- PROBLEMA CURTO A
Você pode converter em tabela Markdown o trecho dos registros que vai do início até a linha que contém "legend-swatch-mvrv [516, 56, 527, 59]", com as duas pontas incluídas? Use as colunas "Nº" (número da linha) e "Linha" (o conteúdo dela) e deixe de fora as linhas em branco.

- TEXTO DO DOCUMENTO
..............................
Nas postagens anteriores tratamos da questão “por que mataram Jesus?”. Responder a essa questão é relativamente fácil, pois podemos recorrer ao contexto histórico, à pesquisa sobre Jesus e aos elementos presentes nos Evangelhos que nos permitem ver, mais explicitamente, todo o conjunto de fatores sociais, político e religiosos que desembocaram em sua morte.
Entretanto,
a outra questão é um pouco mais delicada, pois por trás dela está um dado da fé
dos primeiros cristãos que se refere à identidade de Jesus. O anúncio das
protocomunidades cristãs afirmava que Jesus era o messias, Filho de Deus. Isso
gerou uma problemática que era a seguinte: se ele é o Filho de Deus por que ele
morreu crucificado? Qual a razão da sua morte?[1]
Pode
parecer bobagem, mas alguém que foi enviado por Deus, morrer assim, não fazia
sentido. “Deus não estava com ele?” Sua morte trágica soaria como um atestado
de que ele não era o enviado de Deus, que ele seria um impostor, pois Deus o
abandonou na cruz.
Para
enfrentar essa questão, os primeiros cristãos precisaram desenvolver uma
reflexão que os ajudassem a entender o sentido da morte de Jesus. Vamos fazer juntos
esse caminho, mesmo que de forma breve.
..............................
(Registros de dados)
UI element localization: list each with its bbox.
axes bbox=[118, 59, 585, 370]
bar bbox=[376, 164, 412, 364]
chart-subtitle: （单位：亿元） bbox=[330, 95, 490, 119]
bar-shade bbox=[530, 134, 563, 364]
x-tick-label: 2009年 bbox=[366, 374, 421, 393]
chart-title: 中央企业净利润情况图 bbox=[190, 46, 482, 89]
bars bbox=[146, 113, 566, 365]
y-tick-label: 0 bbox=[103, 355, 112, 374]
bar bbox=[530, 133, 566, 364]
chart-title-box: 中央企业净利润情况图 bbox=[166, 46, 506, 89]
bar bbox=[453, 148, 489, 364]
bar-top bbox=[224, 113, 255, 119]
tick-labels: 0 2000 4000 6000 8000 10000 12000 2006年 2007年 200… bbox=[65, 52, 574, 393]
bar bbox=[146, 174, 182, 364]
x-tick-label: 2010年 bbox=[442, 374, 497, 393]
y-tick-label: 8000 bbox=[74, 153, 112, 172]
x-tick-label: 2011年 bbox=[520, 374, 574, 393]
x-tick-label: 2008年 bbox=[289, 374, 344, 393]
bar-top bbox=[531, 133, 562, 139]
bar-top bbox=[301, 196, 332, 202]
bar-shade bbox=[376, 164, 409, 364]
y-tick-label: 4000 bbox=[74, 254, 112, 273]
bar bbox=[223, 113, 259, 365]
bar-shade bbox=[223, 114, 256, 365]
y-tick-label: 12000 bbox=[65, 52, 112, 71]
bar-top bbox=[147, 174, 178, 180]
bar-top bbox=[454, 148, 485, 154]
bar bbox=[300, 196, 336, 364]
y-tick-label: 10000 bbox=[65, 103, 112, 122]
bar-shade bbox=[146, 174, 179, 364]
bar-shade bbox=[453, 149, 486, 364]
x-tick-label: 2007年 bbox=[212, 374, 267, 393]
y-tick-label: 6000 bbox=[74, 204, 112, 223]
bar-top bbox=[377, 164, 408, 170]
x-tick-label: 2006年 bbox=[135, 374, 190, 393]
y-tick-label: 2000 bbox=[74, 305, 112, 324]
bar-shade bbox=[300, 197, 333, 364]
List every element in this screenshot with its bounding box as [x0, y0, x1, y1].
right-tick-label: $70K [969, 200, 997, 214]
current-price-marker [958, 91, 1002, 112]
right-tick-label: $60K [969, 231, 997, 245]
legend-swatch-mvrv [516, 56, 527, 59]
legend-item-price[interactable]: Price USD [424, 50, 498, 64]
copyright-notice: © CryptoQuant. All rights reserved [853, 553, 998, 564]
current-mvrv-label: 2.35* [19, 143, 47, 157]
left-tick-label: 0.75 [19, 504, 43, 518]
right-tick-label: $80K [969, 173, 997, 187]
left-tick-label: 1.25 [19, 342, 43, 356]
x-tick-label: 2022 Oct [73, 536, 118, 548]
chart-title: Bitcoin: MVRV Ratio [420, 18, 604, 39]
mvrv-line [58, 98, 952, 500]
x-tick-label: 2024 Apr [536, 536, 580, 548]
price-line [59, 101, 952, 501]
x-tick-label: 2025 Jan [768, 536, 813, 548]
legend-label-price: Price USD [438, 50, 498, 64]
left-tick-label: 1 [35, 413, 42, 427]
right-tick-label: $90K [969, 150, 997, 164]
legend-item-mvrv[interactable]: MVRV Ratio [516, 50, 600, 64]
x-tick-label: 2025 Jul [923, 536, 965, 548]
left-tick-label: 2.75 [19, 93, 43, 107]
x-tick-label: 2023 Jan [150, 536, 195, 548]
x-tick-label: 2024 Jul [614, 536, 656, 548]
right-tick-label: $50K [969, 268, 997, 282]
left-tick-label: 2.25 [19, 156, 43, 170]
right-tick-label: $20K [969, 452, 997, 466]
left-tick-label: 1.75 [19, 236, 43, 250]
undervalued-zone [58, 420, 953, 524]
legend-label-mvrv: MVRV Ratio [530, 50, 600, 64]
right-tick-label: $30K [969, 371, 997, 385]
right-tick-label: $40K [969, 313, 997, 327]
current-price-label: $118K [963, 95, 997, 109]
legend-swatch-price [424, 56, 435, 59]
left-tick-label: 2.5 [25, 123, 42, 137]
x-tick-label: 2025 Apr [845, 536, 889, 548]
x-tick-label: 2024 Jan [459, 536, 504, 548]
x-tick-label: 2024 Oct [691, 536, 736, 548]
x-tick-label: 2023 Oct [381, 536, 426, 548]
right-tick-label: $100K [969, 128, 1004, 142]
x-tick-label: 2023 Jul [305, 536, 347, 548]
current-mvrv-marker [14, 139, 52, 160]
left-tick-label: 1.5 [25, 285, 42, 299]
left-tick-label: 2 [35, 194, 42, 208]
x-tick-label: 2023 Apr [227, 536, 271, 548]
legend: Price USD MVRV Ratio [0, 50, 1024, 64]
..............................
- PROBLEMA CURTO B
Você consegue dar continuidade ao texto sobre a morte de Jesus a partir do ponto em que ele termina?

- RESPOSTA CORRETA A
| Nº | Linha |
|---|---|
| 1 | UI element localization: list each with its bbox. |
| 2 | axes bbox=[118, 59, 585, 370] |
| 3 | bar bbox=[376, 164, 412, 364] |
| 4 | chart-subtitle: （单位：亿元） bbox=[330, 95, 490, 119] |
| 5 | bar-shade bbox=[530, 134, 563, 364] |
| 6 | x-tick-label: 2009年 bbox=[366, 374, 421, 393] |
| 7 | chart-title: 中央企业净利润情况图 bbox=[190, 46, 482, 89] |
| 8 | bars bbox=[146, 113, 566, 365] |
| 9 | y-tick-label: 0 bbox=[103, 355, 112, 374] |
| 10 | bar bbox=[530, 133, 566, 364] |
| 11 | chart-title-box: 中央企业净利润情况图 bbox=[166, 46, 506, 89] |
| 12 | bar bbox=[453, 148, 489, 364] |
| 13 | bar-top bbox=[224, 113, 255, 119] |
| 14 | tick-labels: 0 2000 4000 6000 8000 10000 12000 2006年 2007年 200… bbox=[65, 52, 574, 393] |
| 15 | bar bbox=[146, 174, 182, 364] |
| 16 | x-tick-label: 2010年 bbox=[442, 374, 497, 393] |
| 17 | y-tick-label: 8000 bbox=[74, 153, 112, 172] |
| 18 | x-tick-label: 2011年 bbox=[520, 374, 574, 393] |
| 19 | x-tick-label: 2008年 bbox=[289, 374, 344, 393] |
| 20 | bar-top bbox=[531, 133, 562, 139] |
| 21 | bar-top bbox=[301, 196, 332, 202] |
| 22 | bar-shade bbox=[376, 164, 409, 364] |
| 23 | y-tick-label: 4000 bbox=[74, 254, 112, 273] |
| 24 | bar bbox=[223, 113, 259, 365] |
| 25 | bar-shade bbox=[223, 114, 256, 365] |
| 26 | y-tick-label: 12000 bbox=[65, 52, 112, 71] |
| 27 | bar-top bbox=[147, 174, 178, 180] |
| 28 | bar-top bbox=[454, 148, 485, 154] |
| 29 | bar bbox=[300, 196, 336, 364] |
| 30 | y-tick-label: 10000 bbox=[65, 103, 112, 122] |
| 31 | bar-shade bbox=[146, 174, 179, 364] |
| 32 | bar-shade bbox=[453, 149, 486, 364] |
| 33 | x-tick-label: 2007年 bbox=[212, 374, 267, 393] |
| 34 | y-tick-label: 6000 bbox=[74, 204, 112, 223] |
| 35 | bar-top bbox=[377, 164, 408, 170] |
| 36 | x-tick-label: 2006年 bbox=[135, 374, 190, 393] |
| 37 | y-tick-label: 2000 bbox=[74, 305, 112, 324] |
| 38 | bar-shade bbox=[300, 197, 333, 364] |
| 39 | List every element in this screenshot with its bounding box as [x0, y0, x1, y1]. |
| 40 | right-tick-label: $70K [969, 200, 997, 214] |
| 41 | current-price-marker [958, 91, 1002, 112] |
| 42 | right-tick-label: $60K [969, 231, 997, 245] |
| 43 | legend-swatch-mvrv [516, 56, 527, 59] |

- RESPOSTA CORRETA B
Os
primeiros cristãos buscaram nas Escrituras (Antigo Testamento) luzes para
entender a morte de Jesus. Uma primeira perspectiva que surgiu foi ver a cruz
como o destino de um profeta.[2] Essa explicação é
compreensível, pois está baseada na própria tradição de Israel e iluminava as
primeiras perseguições vividas pelas comunidades cristãs. Essa explicação unia
o destino de Jesus e o destino dos profetas, ao mesmo tempo em que associava
também as comunidades a esse destino.
Outro
caminho para tentar responder ao “por que Jesus morreu” foi afirmar que a cruz
era necessária.[3]
Apelou-se em última instância para Deus, para que ao menos em Deus a cruz
tivesse sentido. Essa postura parte da honestidade das comunidades de que não
se conseguia entender a tragédia que se abateu sobre Jesus e que só Deus
saberia dizer algo. Por outro lado, esse discurso mostra a teimosia destas
mesmas comunidades em manter a esperança, afirmado que deve haver algum sentido
no que aconteceu com Jesus mesmo que não saibamos ou consigamos entender.
Entretanto,
se aceitarmos a explicação da cruz apelando para o mistério de Deus, para Sua
vontade, ou seja, Jesus morreu porque foi a vontade de Deus, naturalmente surge
outra pergunta: POR QUE JESUS MORREU DESSA FORMA E NÃO DE OUTRA?
Essa
pergunta se torna importante se lembrarmos que o Deus cuja vontade foi a morte
de Jesus na cruz não é qualquer Deus. Tanto para os judeus como para Jesus,
Deus é bom, liberta os oprimidos, defende a vida do justo, quer a vinda do Seu
reino; é um Deus a quem Jesus chama de “abba” (“painho”). Por isso, o Novo
Testamento vai nos apresentar a busca dos primeiros cristãos pelo sentido da
cruz na morte de Jesus. Em outras palavras, procura-se responder a uma nova questão:
EXISTE ALGO DE BOM NA CRUZ, JÁ QUE ESSE FOI O DESÍGNIO DE UM DEUS BOM?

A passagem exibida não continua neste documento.